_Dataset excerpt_
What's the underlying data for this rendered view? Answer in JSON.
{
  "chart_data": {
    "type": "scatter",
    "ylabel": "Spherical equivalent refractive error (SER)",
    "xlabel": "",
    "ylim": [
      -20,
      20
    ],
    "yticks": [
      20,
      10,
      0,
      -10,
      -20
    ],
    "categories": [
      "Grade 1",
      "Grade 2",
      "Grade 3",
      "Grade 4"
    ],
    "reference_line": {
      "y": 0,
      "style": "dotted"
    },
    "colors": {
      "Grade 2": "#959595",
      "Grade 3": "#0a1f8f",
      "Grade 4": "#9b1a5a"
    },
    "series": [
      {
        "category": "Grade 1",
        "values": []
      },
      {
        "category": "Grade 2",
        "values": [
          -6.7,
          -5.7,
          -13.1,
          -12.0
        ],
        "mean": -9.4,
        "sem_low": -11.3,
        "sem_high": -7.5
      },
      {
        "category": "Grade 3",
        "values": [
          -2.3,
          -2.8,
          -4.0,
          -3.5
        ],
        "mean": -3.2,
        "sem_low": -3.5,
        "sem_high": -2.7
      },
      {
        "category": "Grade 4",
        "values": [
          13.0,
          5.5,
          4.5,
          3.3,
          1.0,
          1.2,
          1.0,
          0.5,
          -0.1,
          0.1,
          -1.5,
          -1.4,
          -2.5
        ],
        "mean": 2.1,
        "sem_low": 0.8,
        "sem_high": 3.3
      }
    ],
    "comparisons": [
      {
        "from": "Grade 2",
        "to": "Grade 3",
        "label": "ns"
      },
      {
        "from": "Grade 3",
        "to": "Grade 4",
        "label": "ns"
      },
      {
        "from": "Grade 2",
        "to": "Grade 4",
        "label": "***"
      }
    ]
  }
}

_Objective_
From the records above, please extract every line and repeat it exactly.

_Output of the exercise_
What's the underlying data for this rendered view? Answer in JSON.
{
  "chart_data": {
    "type": "scatter",
    "ylabel": "Spherical equivalent refractive error (SER)",
    "xlabel": "",
    "ylim": [
      -20,
      20
    ],
    "yticks": [
      20,
      10,
      0,
      -10,
      -20
    ],
    "categories": [
      "Grade 1",
      "Grade 2",
      "Grade 3",
      "Grade 4"
    ],
    "reference_line": {
      "y": 0,
      "style": "dotted"
    },
    "colors": {
      "Grade 2": "#959595",
      "Grade 3": "#0a1f8f",
      "Grade 4": "#9b1a5a"
    },
    "series": [
      {
        "category": "Grade 1",
        "values": []
      },
      {
        "category": "Grade 2",
        "values": [
          -6.7,
          -5.7,
          -13.1,
          -12.0
        ],
        "mean": -9.4,
        "sem_low": -11.3,
        "sem_high": -7.5
      },
      {
        "category": "Grade 3",
        "values": [
          -2.3,
          -2.8,
          -4.0,
          -3.5
        ],
        "mean": -3.2,
        "sem_low": -3.5,
        "sem_high": -2.7
      },
      {
        "category": "Grade 4",
        "values": [
          13.0,
          5.5,
          4.5,
          3.3,
          1.0,
          1.2,
          1.0,
          0.5,
          -0.1,
          0.1,
          -1.5,
          -1.4,
          -2.5
        ],
        "mean": 2.1,
        "sem_low": 0.8,
        "sem_high": 3.3
      }
    ],
    "comparisons": [
      {
        "from": "Grade 2",
        "to": "Grade 3",
        "label": "ns"
      },
      {
        "from": "Grade 3",
        "to": "Grade 4",
        "label": "ns"
      },
      {
        "from": "Grade 2",
        "to": "Grade 4",
        "label": "***"
      }
    ]
  }
}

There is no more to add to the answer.